- WHAT IS BEING ASKED: Go through the entries one line at a time, and gather every line that has the word "this".

- EXTRACTED ENTRIES:
★ ★ ★ ★ ★ ★ ★

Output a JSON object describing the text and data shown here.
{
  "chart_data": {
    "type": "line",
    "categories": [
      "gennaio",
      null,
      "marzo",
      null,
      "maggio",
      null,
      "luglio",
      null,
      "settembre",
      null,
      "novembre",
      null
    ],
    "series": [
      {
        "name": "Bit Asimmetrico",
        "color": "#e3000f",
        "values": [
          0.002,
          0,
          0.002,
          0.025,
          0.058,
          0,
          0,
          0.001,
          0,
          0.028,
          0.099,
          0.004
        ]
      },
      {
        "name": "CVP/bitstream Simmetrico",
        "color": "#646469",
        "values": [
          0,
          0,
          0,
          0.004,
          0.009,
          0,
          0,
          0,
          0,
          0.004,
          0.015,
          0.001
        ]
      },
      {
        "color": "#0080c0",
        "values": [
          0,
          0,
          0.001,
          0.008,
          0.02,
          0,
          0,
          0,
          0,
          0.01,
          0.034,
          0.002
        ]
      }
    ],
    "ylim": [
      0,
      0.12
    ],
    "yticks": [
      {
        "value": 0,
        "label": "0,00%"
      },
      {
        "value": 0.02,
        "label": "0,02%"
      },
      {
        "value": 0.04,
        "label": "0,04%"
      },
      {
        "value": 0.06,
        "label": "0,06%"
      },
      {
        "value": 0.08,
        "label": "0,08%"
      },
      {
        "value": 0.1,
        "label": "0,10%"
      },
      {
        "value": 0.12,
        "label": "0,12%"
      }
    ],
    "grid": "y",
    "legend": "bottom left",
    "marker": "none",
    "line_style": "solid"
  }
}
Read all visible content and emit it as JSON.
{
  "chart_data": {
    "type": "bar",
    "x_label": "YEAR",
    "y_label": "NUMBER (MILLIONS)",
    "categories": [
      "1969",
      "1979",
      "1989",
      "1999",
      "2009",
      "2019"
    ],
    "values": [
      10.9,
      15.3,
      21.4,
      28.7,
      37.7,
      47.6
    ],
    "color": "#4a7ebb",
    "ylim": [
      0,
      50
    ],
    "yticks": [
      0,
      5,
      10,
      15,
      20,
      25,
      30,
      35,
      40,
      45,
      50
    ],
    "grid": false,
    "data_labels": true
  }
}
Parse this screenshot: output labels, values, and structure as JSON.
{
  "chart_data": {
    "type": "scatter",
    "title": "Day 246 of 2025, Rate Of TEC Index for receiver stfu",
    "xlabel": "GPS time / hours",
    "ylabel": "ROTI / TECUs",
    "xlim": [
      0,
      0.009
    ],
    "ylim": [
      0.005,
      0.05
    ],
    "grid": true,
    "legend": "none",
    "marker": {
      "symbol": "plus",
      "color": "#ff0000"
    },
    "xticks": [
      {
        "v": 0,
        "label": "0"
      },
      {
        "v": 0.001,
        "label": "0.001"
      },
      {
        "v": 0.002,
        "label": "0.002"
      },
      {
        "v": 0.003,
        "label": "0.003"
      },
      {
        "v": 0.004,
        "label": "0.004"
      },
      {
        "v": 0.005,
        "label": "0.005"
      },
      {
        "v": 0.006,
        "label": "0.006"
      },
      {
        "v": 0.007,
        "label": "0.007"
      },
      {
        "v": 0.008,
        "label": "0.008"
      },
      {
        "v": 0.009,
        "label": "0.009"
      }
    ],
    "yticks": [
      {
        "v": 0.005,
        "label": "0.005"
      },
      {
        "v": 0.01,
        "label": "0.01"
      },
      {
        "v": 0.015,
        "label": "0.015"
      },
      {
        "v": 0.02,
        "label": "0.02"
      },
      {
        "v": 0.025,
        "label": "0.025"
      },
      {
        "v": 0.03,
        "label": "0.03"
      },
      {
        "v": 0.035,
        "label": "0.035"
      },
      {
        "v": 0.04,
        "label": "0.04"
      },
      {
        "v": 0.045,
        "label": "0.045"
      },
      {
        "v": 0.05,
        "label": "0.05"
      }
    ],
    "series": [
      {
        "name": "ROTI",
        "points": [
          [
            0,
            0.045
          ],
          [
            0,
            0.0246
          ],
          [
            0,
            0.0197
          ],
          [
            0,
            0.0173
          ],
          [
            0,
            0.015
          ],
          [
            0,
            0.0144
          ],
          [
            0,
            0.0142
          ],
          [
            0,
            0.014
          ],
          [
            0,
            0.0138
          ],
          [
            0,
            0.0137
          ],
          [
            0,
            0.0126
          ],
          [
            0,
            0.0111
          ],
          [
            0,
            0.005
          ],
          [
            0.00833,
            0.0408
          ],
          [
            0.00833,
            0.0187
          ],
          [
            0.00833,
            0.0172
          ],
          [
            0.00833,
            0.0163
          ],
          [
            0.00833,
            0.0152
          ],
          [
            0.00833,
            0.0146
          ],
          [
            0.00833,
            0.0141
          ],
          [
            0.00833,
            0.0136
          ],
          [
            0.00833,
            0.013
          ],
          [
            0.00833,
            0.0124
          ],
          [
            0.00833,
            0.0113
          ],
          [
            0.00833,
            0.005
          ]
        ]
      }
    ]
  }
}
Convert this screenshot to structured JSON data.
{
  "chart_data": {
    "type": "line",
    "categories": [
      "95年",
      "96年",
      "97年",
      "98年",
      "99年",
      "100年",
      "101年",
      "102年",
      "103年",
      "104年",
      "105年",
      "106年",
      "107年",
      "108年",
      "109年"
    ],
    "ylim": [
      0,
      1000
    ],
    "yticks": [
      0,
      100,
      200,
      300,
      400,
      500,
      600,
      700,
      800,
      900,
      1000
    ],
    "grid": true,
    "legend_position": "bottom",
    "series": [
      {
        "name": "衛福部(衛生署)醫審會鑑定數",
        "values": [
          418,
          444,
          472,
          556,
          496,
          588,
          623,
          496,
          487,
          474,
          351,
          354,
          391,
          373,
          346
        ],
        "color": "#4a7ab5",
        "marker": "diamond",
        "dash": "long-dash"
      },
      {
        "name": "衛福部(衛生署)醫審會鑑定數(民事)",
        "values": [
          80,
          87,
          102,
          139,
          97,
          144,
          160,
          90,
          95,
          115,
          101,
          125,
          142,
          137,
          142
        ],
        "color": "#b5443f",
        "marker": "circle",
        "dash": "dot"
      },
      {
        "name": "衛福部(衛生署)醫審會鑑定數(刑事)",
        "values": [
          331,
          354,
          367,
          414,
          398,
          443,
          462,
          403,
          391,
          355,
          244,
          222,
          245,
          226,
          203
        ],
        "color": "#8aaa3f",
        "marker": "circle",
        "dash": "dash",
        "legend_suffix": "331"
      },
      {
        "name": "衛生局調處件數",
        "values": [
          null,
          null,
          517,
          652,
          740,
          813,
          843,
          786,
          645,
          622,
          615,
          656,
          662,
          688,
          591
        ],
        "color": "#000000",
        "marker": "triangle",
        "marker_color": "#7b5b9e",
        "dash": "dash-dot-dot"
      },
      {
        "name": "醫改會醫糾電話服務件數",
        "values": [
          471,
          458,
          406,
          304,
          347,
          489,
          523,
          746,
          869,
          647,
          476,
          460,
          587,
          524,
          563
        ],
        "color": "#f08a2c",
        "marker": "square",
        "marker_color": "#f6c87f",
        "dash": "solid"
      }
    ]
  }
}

★ ★ ★ ★ ★ ★ ★

- COMPLETE ANSWER:
Parse this screenshot: output labels, values, and structure as JSON.
Convert this screenshot to structured JSON data.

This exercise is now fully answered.